> [WHAT IS REQUIRED]
Would you write out all of the lines below, word for word and character for character?

> [INFORMATION GIVEN]

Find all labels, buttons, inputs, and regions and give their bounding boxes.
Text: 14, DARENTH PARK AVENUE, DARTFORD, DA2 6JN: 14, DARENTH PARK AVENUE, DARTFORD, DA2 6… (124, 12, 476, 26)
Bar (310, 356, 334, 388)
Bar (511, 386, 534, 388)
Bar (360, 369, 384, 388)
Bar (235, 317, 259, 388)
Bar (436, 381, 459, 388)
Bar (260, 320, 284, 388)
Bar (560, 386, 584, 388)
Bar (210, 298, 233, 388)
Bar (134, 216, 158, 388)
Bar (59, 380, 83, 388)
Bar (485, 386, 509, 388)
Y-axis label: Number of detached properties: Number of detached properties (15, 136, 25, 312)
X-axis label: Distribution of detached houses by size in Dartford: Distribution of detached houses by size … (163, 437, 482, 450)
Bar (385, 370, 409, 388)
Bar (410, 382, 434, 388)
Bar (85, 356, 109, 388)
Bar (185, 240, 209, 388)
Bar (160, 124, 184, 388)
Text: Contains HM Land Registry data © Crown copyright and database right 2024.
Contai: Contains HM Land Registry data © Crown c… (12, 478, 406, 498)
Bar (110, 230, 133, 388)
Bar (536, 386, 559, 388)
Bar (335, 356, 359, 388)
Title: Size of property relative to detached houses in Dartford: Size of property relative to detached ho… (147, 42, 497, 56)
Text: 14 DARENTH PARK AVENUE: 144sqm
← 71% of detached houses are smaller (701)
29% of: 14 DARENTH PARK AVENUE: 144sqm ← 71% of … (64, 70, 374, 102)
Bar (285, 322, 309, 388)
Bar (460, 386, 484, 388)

> [THE ANSWER]
Find all labels, buttons, inputs, and regions and give their bounding boxes.
Text: 14, DARENTH PARK AVENUE, DARTFORD, DA2 6JN: 14, DARENTH PARK AVENUE, DARTFORD, DA2 6… (124, 12, 476, 26)
Bar (310, 356, 334, 388)
Bar (511, 386, 534, 388)
Bar (360, 369, 384, 388)
Bar (235, 317, 259, 388)
Bar (436, 381, 459, 388)
Bar (260, 320, 284, 388)
Bar (560, 386, 584, 388)
Bar (210, 298, 233, 388)
Bar (134, 216, 158, 388)
Bar (59, 380, 83, 388)
Bar (485, 386, 509, 388)
Y-axis label: Number of detached properties: Number of detached properties (15, 136, 25, 312)
X-axis label: Distribution of detached houses by size in Dartford: Distribution of detached houses by size … (163, 437, 482, 450)
Bar (385, 370, 409, 388)
Bar (410, 382, 434, 388)
Bar (85, 356, 109, 388)
Bar (185, 240, 209, 388)
Bar (160, 124, 184, 388)
Text: Contains HM Land Registry data © Crown copyright and database right 2024.
Contai: Contains HM Land Registry data © Crown c… (12, 478, 406, 498)
Bar (110, 230, 133, 388)
Bar (536, 386, 559, 388)
Bar (335, 356, 359, 388)
Title: Size of property relative to detached houses in Dartford: Size of property relative to detached ho… (147, 42, 497, 56)
Text: 14 DARENTH PARK AVENUE: 144sqm
← 71% of detached houses are smaller (701)
29% of: 14 DARENTH PARK AVENUE: 144sqm ← 71% of … (64, 70, 374, 102)
Bar (285, 322, 309, 388)
Bar (460, 386, 484, 388)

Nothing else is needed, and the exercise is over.